*The exercise*: Print out every record exactly as it appears.

*Provided data*:
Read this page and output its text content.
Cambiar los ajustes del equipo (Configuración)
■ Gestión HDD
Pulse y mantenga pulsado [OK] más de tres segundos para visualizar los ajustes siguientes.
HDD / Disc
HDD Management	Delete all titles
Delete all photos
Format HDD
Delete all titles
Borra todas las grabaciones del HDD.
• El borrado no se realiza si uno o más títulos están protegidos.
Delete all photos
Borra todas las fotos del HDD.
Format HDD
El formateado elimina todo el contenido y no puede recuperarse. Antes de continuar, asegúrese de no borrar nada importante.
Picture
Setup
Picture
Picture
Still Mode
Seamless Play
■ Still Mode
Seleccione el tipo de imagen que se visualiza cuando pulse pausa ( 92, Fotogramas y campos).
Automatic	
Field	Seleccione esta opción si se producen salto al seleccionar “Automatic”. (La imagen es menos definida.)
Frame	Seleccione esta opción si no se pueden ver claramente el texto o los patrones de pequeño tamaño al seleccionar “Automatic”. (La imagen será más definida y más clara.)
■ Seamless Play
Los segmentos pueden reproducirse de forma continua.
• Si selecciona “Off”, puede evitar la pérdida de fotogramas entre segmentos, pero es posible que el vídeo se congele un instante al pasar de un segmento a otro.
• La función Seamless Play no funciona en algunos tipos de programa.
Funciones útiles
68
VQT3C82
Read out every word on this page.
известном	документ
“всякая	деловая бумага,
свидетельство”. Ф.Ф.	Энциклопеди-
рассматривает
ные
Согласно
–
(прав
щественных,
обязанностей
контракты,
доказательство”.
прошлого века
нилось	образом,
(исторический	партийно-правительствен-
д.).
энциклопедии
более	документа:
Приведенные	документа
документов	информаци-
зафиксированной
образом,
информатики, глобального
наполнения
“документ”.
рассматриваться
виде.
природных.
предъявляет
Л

*Response*:
Read this page and output its text content.
Cambiar los ajustes del equipo (Configuración)
■ Gestión HDD
Pulse y mantenga pulsado [OK] más de tres segundos para visualizar los ajustes siguientes.
HDD / Disc
HDD Management	Delete all titles
Delete all photos
Format HDD
Delete all titles
Borra todas las grabaciones del HDD.
• El borrado no se realiza si uno o más títulos están protegidos.
Delete all photos
Borra todas las fotos del HDD.
Format HDD
El formateado elimina todo el contenido y no puede recuperarse. Antes de continuar, asegúrese de no borrar nada importante.
Picture
Setup
Picture
Picture
Still Mode
Seamless Play
■ Still Mode
Seleccione el tipo de imagen que se visualiza cuando pulse pausa ( 92, Fotogramas y campos).
Automatic	
Field	Seleccione esta opción si se producen salto al seleccionar “Automatic”. (La imagen es menos definida.)
Frame	Seleccione esta opción si no se pueden ver claramente el texto o los patrones de pequeño tamaño al seleccionar “Automatic”. (La imagen será más definida y más clara.)
■ Seamless Play
Los segmentos pueden reproducirse de forma continua.
• Si selecciona “Off”, puede evitar la pérdida de fotogramas entre segmentos, pero es posible que el vídeo se congele un instante al pasar de un segmento a otro.
• La función Seamless Play no funciona en algunos tipos de programa.
Funciones útiles
68
VQT3C82
Read out every word on this page.
известном	документ
“всякая	деловая бумага,
свидетельство”. Ф.Ф.	Энциклопеди-
рассматривает
ные
Согласно
–
(прав
щественных,
обязанностей
контракты,
доказательство”.
прошлого века
нилось	образом,
(исторический	партийно-правительствен-
д.).
энциклопедии
более	документа:
Приведенные	документа
документов	информаци-
зафиксированной
образом,
информатики, глобального
наполнения
“документ”.
рассматриваться
виде.
природных.
предъявляет
Л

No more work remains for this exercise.